DATA FOR THIS TASK:
======

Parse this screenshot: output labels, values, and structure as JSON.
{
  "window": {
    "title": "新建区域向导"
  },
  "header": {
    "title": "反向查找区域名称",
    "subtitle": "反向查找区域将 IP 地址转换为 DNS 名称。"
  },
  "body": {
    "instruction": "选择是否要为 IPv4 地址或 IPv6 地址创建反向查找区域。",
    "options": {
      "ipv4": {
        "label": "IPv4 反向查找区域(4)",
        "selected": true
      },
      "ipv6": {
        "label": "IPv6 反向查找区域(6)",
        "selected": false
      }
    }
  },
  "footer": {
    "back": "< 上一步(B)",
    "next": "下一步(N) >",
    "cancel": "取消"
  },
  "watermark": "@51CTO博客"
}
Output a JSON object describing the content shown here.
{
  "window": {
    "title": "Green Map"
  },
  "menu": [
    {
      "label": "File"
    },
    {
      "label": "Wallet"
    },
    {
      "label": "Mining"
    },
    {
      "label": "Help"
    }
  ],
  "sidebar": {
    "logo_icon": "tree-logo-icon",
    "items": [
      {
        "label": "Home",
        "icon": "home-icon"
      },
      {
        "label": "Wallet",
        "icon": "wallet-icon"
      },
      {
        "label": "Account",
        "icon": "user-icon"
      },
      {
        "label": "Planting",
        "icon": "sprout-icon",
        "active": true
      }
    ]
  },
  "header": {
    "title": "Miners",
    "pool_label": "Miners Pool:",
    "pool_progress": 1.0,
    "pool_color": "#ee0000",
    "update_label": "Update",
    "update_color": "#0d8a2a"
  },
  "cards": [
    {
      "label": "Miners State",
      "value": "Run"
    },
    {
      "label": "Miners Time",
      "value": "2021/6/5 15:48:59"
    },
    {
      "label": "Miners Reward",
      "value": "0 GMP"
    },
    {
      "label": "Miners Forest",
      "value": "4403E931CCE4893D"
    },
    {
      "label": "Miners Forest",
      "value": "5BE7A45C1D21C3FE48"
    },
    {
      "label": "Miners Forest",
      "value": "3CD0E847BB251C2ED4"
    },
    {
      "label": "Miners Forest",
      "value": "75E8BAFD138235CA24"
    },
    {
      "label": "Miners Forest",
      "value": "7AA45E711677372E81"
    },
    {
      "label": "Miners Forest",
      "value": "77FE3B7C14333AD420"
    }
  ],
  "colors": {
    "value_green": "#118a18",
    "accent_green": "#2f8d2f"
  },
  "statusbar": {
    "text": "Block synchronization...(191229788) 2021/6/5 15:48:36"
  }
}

======

REQUIRED TASK:
Please output the entries above, every line exactly as it reads.

RIGHT ANSWER:
Parse this screenshot: output labels, values, and structure as JSON.
{
  "window": {
    "title": "新建区域向导"
  },
  "header": {
    "title": "反向查找区域名称",
    "subtitle": "反向查找区域将 IP 地址转换为 DNS 名称。"
  },
  "body": {
    "instruction": "选择是否要为 IPv4 地址或 IPv6 地址创建反向查找区域。",
    "options": {
      "ipv4": {
        "label": "IPv4 反向查找区域(4)",
        "selected": true
      },
      "ipv6": {
        "label": "IPv6 反向查找区域(6)",
        "selected": false
      }
    }
  },
  "footer": {
    "back": "< 上一步(B)",
    "next": "下一步(N) >",
    "cancel": "取消"
  },
  "watermark": "@51CTO博客"
}
Output a JSON object describing the content shown here.
{
  "window": {
    "title": "Green Map"
  },
  "menu": [
    {
      "label": "File"
    },
    {
      "label": "Wallet"
    },
    {
      "label": "Mining"
    },
    {
      "label": "Help"
    }
  ],
  "sidebar": {
    "logo_icon": "tree-logo-icon",
    "items": [
      {
        "label": "Home",
        "icon": "home-icon"
      },
      {
        "label": "Wallet",
        "icon": "wallet-icon"
      },
      {
        "label": "Account",
        "icon": "user-icon"
      },
      {
        "label": "Planting",
        "icon": "sprout-icon",
        "active": true
      }
    ]
  },
  "header": {
    "title": "Miners",
    "pool_label": "Miners Pool:",
    "pool_progress": 1.0,
    "pool_color": "#ee0000",
    "update_label": "Update",
    "update_color": "#0d8a2a"
  },
  "cards": [
    {
      "label": "Miners State",
      "value": "Run"
    },
    {
      "label": "Miners Time",
      "value": "2021/6/5 15:48:59"
    },
    {
      "label": "Miners Reward",
      "value": "0 GMP"
    },
    {
      "label": "Miners Forest",
      "value": "4403E931CCE4893D"
    },
    {
      "label": "Miners Forest",
      "value": "5BE7A45C1D21C3FE48"
    },
    {
      "label": "Miners Forest",
      "value": "3CD0E847BB251C2ED4"
    },
    {
      "label": "Miners Forest",
      "value": "75E8BAFD138235CA24"
    },
    {
      "label": "Miners Forest",
      "value": "7AA45E711677372E81"
    },
    {
      "label": "Miners Forest",
      "value": "77FE3B7C14333AD420"
    }
  ],
  "colors": {
    "value_green": "#118a18",
    "accent_green": "#2f8d2f"
  },
  "statusbar": {
    "text": "Block synchronization...(191229788) 2021/6/5 15:48:36"
  }
}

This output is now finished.